## Exercise brief
Below is a set of records; restate each one word for word.

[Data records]
--------
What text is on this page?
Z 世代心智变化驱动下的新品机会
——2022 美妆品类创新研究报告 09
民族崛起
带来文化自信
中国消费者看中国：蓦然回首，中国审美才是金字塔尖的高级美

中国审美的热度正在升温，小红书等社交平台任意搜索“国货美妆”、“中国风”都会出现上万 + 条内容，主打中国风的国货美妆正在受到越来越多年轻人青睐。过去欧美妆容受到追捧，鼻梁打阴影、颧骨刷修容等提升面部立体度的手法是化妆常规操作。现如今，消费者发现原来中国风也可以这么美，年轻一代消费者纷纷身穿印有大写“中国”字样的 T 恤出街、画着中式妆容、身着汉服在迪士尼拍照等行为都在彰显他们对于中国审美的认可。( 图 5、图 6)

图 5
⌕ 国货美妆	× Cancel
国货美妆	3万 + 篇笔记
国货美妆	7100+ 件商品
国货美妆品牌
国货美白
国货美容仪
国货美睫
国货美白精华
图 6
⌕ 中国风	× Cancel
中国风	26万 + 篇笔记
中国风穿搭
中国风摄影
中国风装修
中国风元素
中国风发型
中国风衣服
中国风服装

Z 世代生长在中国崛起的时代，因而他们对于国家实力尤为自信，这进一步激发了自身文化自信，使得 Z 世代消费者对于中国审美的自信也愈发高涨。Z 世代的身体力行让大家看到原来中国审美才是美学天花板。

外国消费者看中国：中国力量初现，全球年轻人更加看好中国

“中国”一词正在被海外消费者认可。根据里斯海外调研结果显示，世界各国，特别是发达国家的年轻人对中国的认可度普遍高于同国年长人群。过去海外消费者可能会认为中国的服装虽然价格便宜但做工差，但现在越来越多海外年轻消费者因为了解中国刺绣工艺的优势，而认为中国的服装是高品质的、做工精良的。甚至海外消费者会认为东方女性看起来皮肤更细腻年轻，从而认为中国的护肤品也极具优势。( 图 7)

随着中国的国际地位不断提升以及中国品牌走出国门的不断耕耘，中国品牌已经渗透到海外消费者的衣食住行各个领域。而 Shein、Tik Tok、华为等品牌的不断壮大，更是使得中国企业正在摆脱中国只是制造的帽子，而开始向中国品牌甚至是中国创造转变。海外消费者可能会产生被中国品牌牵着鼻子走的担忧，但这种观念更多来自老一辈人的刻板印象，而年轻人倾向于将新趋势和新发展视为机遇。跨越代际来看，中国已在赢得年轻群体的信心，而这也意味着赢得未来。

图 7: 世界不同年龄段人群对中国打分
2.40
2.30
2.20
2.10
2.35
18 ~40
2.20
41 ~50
--------
## Answer to the problem
What text is on this page?
Z 世代心智变化驱动下的新品机会
——2022 美妆品类创新研究报告 09
民族崛起
带来文化自信
中国消费者看中国：蓦然回首，中国审美才是金字塔尖的高级美

中国审美的热度正在升温，小红书等社交平台任意搜索“国货美妆”、“中国风”都会出现上万 + 条内容，主打中国风的国货美妆正在受到越来越多年轻人青睐。过去欧美妆容受到追捧，鼻梁打阴影、颧骨刷修容等提升面部立体度的手法是化妆常规操作。现如今，消费者发现原来中国风也可以这么美，年轻一代消费者纷纷身穿印有大写“中国”字样的 T 恤出街、画着中式妆容、身着汉服在迪士尼拍照等行为都在彰显他们对于中国审美的认可。( 图 5、图 6)

图 5
⌕ 国货美妆	× Cancel
国货美妆	3万 + 篇笔记
国货美妆	7100+ 件商品
国货美妆品牌
国货美白
国货美容仪
国货美睫
国货美白精华
图 6
⌕ 中国风	× Cancel
中国风	26万 + 篇笔记
中国风穿搭
中国风摄影
中国风装修
中国风元素
中国风发型
中国风衣服
中国风服装

Z 世代生长在中国崛起的时代，因而他们对于国家实力尤为自信，这进一步激发了自身文化自信，使得 Z 世代消费者对于中国审美的自信也愈发高涨。Z 世代的身体力行让大家看到原来中国审美才是美学天花板。

外国消费者看中国：中国力量初现，全球年轻人更加看好中国

“中国”一词正在被海外消费者认可。根据里斯海外调研结果显示，世界各国，特别是发达国家的年轻人对中国的认可度普遍高于同国年长人群。过去海外消费者可能会认为中国的服装虽然价格便宜但做工差，但现在越来越多海外年轻消费者因为了解中国刺绣工艺的优势，而认为中国的服装是高品质的、做工精良的。甚至海外消费者会认为东方女性看起来皮肤更细腻年轻，从而认为中国的护肤品也极具优势。( 图 7)

随着中国的国际地位不断提升以及中国品牌走出国门的不断耕耘，中国品牌已经渗透到海外消费者的衣食住行各个领域。而 Shein、Tik Tok、华为等品牌的不断壮大，更是使得中国企业正在摆脱中国只是制造的帽子，而开始向中国品牌甚至是中国创造转变。海外消费者可能会产生被中国品牌牵着鼻子走的担忧，但这种观念更多来自老一辈人的刻板印象，而年轻人倾向于将新趋势和新发展视为机遇。跨越代际来看，中国已在赢得年轻群体的信心，而这也意味着赢得未来。

图 7: 世界不同年龄段人群对中国打分
2.40
2.30
2.20
2.10
2.35
18 ~40
2.20
41 ~50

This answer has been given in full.